» **What is needed**:
Work out how many lines of the listing hold the string "качества", then answer with that number and nothing else.

» **Data**:
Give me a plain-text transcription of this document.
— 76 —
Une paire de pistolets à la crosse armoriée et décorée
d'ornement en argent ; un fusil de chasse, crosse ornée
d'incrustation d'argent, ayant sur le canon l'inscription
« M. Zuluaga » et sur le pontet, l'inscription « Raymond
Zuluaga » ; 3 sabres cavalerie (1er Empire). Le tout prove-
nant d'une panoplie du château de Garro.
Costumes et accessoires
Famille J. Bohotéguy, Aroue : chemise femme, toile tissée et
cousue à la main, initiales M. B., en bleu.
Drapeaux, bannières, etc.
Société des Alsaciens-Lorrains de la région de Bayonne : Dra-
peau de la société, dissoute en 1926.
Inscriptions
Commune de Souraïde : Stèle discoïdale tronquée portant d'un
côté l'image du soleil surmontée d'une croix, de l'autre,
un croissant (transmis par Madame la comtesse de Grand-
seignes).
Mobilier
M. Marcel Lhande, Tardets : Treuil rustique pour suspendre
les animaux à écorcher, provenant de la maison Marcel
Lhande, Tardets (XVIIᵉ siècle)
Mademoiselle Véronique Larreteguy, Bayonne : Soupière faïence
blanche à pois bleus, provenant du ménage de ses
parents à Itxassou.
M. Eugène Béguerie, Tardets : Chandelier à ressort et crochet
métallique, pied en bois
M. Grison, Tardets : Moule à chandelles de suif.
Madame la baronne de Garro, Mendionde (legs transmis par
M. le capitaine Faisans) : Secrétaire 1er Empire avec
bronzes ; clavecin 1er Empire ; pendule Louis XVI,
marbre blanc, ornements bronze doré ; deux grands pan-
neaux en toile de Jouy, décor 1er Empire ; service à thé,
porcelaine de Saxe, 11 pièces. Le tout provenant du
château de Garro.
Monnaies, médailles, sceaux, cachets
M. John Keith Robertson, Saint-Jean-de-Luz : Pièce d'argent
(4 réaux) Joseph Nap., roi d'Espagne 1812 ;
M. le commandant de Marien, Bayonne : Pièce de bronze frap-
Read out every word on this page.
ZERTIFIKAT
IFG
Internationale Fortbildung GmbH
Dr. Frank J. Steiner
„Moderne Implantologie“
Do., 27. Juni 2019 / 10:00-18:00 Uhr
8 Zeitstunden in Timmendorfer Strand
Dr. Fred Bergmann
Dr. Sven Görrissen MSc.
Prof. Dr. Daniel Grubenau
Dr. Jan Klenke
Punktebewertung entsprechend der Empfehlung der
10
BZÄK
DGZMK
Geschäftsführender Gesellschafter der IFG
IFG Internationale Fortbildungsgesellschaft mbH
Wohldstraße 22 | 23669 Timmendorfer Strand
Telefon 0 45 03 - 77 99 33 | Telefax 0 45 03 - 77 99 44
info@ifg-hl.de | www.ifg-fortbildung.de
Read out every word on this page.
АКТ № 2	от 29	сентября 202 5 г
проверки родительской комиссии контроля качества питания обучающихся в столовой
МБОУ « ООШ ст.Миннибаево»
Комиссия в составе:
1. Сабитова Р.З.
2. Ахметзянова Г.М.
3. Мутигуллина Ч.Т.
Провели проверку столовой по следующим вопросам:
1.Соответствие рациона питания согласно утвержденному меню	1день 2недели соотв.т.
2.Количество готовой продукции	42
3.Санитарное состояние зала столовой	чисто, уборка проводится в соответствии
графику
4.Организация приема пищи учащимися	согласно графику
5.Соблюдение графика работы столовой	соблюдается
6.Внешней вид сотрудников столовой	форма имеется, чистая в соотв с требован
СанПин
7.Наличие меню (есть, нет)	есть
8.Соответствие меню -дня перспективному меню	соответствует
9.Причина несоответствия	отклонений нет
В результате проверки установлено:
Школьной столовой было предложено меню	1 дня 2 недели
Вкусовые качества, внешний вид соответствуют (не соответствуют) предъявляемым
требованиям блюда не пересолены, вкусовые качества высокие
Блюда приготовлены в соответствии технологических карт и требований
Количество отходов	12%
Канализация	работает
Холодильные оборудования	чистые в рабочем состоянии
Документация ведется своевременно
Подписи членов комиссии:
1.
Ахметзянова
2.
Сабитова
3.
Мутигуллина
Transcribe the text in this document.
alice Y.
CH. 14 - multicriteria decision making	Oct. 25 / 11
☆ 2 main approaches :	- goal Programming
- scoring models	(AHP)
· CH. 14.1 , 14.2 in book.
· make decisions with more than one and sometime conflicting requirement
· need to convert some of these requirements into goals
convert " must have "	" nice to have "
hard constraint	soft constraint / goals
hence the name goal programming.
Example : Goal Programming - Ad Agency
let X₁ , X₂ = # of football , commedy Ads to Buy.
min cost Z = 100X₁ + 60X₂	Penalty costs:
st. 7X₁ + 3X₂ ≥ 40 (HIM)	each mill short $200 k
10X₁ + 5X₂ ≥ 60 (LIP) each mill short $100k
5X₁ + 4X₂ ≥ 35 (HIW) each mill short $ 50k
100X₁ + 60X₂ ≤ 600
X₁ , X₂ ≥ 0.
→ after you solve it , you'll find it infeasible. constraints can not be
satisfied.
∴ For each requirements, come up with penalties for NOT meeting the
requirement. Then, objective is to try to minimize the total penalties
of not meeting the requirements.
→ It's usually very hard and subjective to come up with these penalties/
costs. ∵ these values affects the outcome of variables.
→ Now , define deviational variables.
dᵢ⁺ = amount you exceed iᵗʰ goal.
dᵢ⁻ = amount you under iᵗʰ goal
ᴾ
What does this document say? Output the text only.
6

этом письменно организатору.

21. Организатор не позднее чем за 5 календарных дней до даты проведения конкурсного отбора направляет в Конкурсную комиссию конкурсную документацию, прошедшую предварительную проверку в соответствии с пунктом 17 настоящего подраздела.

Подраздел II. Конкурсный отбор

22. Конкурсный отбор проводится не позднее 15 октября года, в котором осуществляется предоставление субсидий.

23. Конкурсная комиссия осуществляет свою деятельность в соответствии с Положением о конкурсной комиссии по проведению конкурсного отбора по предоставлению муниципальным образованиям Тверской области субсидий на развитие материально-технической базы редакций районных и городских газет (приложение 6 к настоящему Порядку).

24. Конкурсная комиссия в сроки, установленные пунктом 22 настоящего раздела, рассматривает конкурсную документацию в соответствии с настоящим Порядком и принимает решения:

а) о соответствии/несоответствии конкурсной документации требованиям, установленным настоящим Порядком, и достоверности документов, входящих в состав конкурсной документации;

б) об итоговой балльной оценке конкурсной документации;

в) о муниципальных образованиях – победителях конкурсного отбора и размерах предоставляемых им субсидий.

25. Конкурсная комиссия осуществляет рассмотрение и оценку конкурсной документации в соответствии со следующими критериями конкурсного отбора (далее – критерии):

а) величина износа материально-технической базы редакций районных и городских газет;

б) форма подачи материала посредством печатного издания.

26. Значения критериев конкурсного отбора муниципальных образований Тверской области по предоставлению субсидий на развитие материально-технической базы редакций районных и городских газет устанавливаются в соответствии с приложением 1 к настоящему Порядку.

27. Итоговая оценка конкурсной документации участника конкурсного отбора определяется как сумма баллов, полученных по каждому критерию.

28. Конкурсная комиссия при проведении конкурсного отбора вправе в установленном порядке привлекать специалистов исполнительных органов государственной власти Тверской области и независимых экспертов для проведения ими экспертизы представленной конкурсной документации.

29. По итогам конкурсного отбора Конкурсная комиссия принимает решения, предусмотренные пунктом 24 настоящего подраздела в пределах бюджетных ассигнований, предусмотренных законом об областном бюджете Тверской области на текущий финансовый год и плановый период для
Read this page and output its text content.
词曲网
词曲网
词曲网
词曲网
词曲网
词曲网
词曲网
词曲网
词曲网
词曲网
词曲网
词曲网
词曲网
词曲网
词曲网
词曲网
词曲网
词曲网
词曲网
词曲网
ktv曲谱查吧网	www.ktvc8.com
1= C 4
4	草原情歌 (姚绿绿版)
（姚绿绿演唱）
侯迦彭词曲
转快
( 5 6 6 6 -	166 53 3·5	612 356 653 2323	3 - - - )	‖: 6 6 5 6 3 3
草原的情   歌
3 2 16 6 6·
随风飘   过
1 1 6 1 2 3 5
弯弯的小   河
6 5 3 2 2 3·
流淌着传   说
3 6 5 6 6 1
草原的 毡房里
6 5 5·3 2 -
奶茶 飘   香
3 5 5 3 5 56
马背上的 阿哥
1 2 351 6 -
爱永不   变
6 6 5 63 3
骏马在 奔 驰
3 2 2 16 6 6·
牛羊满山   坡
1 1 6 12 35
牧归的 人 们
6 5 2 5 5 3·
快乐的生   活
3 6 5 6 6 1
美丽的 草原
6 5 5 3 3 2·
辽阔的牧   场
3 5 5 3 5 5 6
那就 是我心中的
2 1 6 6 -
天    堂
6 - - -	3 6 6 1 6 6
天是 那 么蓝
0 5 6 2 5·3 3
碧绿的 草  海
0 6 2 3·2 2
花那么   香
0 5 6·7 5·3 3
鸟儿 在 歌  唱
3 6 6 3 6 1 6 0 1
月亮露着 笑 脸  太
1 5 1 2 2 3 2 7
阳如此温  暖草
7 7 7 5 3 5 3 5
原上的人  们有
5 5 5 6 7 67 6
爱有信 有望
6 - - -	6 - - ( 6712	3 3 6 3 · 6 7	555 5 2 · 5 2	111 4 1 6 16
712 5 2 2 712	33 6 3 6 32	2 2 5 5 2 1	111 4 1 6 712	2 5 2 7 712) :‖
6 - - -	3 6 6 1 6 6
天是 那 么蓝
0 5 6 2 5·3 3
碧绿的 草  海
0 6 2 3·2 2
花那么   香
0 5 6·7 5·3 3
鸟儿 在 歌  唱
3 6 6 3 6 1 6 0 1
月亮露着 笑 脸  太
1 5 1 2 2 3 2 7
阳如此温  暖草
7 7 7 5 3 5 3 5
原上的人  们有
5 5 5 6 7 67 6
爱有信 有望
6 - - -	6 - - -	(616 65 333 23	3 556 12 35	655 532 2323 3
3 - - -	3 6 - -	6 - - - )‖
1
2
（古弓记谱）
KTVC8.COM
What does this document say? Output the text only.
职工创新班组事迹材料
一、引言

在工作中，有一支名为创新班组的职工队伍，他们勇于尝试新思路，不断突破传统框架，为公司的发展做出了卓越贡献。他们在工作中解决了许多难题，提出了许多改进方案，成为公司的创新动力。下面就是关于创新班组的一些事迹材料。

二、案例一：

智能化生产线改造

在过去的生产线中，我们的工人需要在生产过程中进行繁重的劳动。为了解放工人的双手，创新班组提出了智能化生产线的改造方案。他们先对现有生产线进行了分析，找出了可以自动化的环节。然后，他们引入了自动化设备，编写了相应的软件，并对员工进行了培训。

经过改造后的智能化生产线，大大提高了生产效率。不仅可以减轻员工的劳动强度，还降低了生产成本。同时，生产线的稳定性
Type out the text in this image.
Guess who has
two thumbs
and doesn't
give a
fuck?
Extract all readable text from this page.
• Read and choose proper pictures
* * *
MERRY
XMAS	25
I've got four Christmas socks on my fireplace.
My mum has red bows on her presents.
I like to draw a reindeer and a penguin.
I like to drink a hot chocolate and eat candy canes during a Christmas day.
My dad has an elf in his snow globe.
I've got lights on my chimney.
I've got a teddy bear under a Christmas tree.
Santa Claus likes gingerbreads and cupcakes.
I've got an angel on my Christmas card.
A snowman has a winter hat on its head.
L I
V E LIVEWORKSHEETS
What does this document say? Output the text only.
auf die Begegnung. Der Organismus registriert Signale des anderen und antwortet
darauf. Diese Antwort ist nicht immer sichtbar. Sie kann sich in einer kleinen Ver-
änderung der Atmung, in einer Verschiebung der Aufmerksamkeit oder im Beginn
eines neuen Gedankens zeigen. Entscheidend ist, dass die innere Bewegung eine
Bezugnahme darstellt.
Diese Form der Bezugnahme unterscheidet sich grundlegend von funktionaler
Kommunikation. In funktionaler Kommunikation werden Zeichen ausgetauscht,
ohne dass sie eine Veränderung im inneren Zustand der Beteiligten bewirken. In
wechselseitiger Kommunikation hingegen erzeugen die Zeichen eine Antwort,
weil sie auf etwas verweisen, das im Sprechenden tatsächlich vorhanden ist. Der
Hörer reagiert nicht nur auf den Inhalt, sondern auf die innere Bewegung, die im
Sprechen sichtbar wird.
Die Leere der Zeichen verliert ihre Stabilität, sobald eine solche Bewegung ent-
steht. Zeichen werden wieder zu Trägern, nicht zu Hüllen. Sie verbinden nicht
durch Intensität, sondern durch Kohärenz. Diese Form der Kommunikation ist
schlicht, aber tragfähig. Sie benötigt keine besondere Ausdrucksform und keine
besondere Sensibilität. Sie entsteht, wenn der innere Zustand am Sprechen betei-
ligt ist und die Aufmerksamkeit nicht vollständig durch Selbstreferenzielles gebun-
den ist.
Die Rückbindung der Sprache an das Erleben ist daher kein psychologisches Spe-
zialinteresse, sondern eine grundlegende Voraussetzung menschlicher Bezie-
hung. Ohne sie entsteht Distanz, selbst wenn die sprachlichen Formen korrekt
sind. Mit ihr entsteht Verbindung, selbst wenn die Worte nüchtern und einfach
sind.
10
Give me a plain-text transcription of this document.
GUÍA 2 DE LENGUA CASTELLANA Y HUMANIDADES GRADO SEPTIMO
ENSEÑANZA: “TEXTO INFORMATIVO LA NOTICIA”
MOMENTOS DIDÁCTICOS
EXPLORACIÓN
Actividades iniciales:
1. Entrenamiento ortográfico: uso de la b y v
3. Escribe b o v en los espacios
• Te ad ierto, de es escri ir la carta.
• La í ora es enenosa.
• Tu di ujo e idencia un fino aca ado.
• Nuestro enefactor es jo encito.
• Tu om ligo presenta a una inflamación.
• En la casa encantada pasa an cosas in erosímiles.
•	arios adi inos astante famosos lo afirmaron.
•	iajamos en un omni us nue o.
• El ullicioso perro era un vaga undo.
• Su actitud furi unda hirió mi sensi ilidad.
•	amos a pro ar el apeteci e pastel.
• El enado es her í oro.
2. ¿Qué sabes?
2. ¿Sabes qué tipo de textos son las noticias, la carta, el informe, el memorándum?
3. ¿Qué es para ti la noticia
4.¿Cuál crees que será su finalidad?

» **Exercise answer**:
3